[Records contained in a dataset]

──────────────────────────────

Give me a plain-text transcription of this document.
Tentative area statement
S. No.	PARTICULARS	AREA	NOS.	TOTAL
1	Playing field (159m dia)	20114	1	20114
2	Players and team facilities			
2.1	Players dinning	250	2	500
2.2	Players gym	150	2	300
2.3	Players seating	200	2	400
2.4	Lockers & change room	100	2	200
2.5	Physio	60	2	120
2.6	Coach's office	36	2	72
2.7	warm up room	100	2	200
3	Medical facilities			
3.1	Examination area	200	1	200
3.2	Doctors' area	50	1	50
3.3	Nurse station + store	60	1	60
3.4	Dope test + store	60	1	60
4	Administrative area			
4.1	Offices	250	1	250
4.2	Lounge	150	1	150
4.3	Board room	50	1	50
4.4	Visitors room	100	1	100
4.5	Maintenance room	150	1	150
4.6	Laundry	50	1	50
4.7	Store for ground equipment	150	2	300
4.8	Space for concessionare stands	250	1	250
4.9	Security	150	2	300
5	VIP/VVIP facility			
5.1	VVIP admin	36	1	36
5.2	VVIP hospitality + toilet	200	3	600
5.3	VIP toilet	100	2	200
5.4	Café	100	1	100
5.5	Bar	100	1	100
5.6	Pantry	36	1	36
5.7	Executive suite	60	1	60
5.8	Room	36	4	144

──────────────────────────────

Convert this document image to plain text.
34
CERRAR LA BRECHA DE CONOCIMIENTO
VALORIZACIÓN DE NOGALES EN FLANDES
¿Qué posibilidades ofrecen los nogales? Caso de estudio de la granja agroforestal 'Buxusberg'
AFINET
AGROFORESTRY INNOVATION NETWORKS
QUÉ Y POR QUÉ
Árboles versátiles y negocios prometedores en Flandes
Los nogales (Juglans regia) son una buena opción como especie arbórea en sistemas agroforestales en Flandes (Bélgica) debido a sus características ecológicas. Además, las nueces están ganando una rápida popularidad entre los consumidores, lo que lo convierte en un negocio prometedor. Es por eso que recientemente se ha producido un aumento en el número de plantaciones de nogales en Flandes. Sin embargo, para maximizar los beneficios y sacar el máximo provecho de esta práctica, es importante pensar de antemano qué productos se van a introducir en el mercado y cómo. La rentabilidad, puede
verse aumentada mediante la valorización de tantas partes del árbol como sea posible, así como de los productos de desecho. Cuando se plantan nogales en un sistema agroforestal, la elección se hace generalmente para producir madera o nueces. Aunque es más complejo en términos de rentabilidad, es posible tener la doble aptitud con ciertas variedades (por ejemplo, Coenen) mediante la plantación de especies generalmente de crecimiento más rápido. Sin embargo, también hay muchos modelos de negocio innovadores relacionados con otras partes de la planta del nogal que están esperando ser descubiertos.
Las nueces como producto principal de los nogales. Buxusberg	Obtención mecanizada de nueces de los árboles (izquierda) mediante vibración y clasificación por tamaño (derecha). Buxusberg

──────────────────────────────

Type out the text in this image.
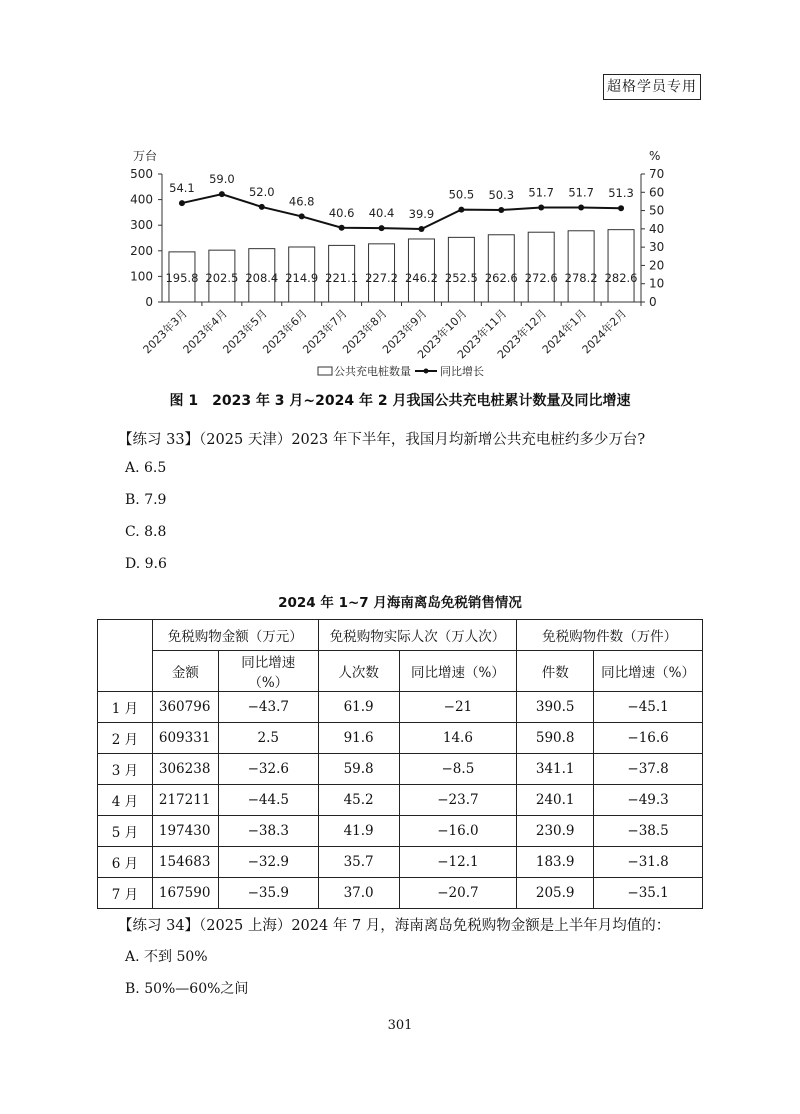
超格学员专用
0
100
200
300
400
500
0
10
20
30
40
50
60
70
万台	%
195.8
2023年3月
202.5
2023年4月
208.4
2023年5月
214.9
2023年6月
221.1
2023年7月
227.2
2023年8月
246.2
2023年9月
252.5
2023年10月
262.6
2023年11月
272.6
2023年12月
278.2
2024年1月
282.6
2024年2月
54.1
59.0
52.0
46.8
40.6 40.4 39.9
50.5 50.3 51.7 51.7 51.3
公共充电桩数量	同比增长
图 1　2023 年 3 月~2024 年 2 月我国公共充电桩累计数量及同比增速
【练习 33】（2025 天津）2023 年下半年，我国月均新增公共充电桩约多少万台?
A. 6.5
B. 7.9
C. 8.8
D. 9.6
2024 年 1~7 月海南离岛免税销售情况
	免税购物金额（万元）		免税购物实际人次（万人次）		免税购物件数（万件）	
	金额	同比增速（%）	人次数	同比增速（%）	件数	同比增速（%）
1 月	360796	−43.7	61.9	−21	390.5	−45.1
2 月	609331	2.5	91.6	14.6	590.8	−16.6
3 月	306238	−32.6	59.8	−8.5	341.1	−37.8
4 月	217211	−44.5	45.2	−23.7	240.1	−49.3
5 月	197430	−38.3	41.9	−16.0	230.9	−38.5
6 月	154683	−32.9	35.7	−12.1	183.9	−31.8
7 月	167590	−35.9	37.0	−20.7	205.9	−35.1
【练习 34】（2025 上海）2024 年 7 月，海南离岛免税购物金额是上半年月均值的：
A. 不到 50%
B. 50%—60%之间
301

──────────────────────────────

(WORK TO DO) Using the entries above, return each line in which the word "Buxusberg" occurs.

(SOLUTION FOR THIS TASK)
¿Qué posibilidades ofrecen los nogales? Caso de estudio de la granja agroforestal 'Buxusberg'
Las nueces como producto principal de los nogales. Buxusberg	Obtención mecanizada de nueces de los árboles (izquierda) mediante vibración y clasificación por tamaño (derecha). Buxusberg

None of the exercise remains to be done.